### INPUT MATERIAL

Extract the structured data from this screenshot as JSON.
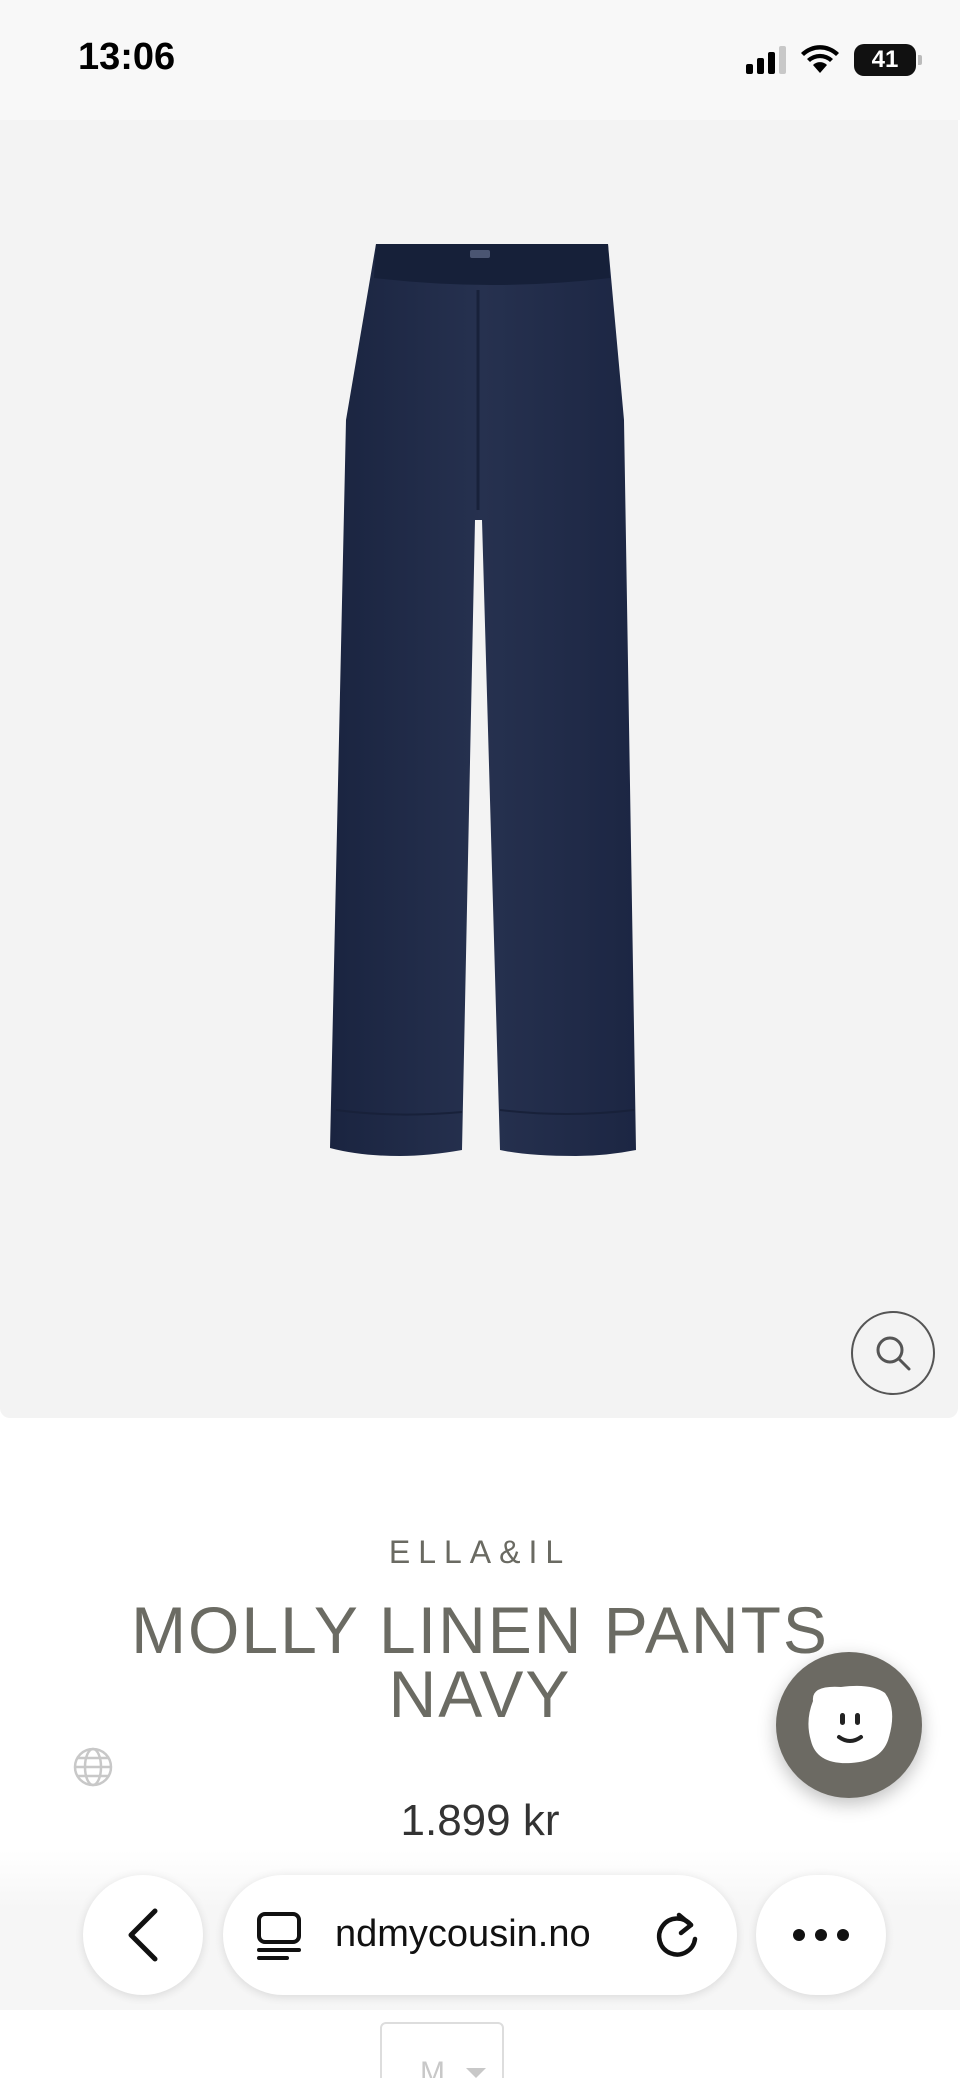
{
  "status": {
    "time": "13:06",
    "battery": "41",
    "signal_bars": 4,
    "signal_bars_active": 3
  },
  "product": {
    "brand": "ELLA&IL",
    "title": "MOLLY LINEN PANTS NAVY",
    "price": "1.899 kr",
    "selected_size": "M",
    "image_alt": "navy linen wide-leg pants",
    "pants_color": "#1f2a44"
  },
  "browser": {
    "url": "ndmycousin.no"
  },
  "icons": {
    "zoom": "magnifier-icon",
    "globe": "globe-icon",
    "chat": "chat-face-icon",
    "back": "chevron-left-icon",
    "tabs": "tabs-icon",
    "reload": "reload-icon",
    "more": "more-dots-icon"
  }
}
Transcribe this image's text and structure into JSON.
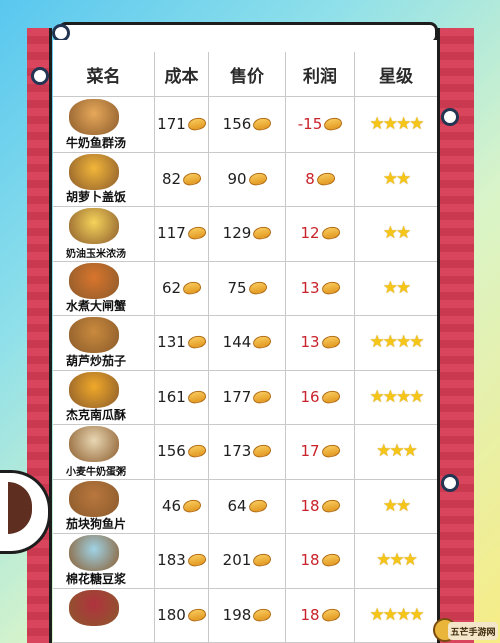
{
  "table": {
    "headers": [
      "菜名",
      "成本",
      "售价",
      "利润",
      "星级"
    ],
    "rows": [
      {
        "name": "牛奶鱼群汤",
        "cost": "171",
        "price": "156",
        "profit": "-15",
        "stars": "★★★★",
        "color": "#e6a85a"
      },
      {
        "name": "胡萝卜盖饭",
        "cost": "82",
        "price": "90",
        "profit": "8",
        "stars": "★★",
        "color": "#f2b63a"
      },
      {
        "name": "奶油玉米浓汤",
        "cost": "117",
        "price": "129",
        "profit": "12",
        "stars": "★★",
        "color": "#f5d35b"
      },
      {
        "name": "水煮大闸蟹",
        "cost": "62",
        "price": "75",
        "profit": "13",
        "stars": "★★",
        "color": "#d9752d"
      },
      {
        "name": "葫芦炒茄子",
        "cost": "131",
        "price": "144",
        "profit": "13",
        "stars": "★★★★",
        "color": "#c98a3d"
      },
      {
        "name": "杰克南瓜酥",
        "cost": "161",
        "price": "177",
        "profit": "16",
        "stars": "★★★★",
        "color": "#f0a92a"
      },
      {
        "name": "小麦牛奶蛋粥",
        "cost": "156",
        "price": "173",
        "profit": "17",
        "stars": "★★★",
        "color": "#e8d7b3"
      },
      {
        "name": "茄块狗鱼片",
        "cost": "46",
        "price": "64",
        "profit": "18",
        "stars": "★★",
        "color": "#b9773e"
      },
      {
        "name": "棉花糖豆浆",
        "cost": "183",
        "price": "201",
        "profit": "18",
        "stars": "★★★",
        "color": "#9fd3e6"
      },
      {
        "name": "",
        "cost": "180",
        "price": "198",
        "profit": "18",
        "stars": "★★★★",
        "color": "#b0323e"
      }
    ]
  },
  "watermark": {
    "text": "五芒手游网"
  }
}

######

Identify every line holding the word "price" and copy it out.

=== RIGHT ANSWER ===
    "price": "1.899 kr",
        "price": "156",
        "price": "90",
        "price": "129",
        "price": "75",
        "price": "144",
        "price": "177",
        "price": "173",
        "price": "64",
        "price": "201",
        "price": "198",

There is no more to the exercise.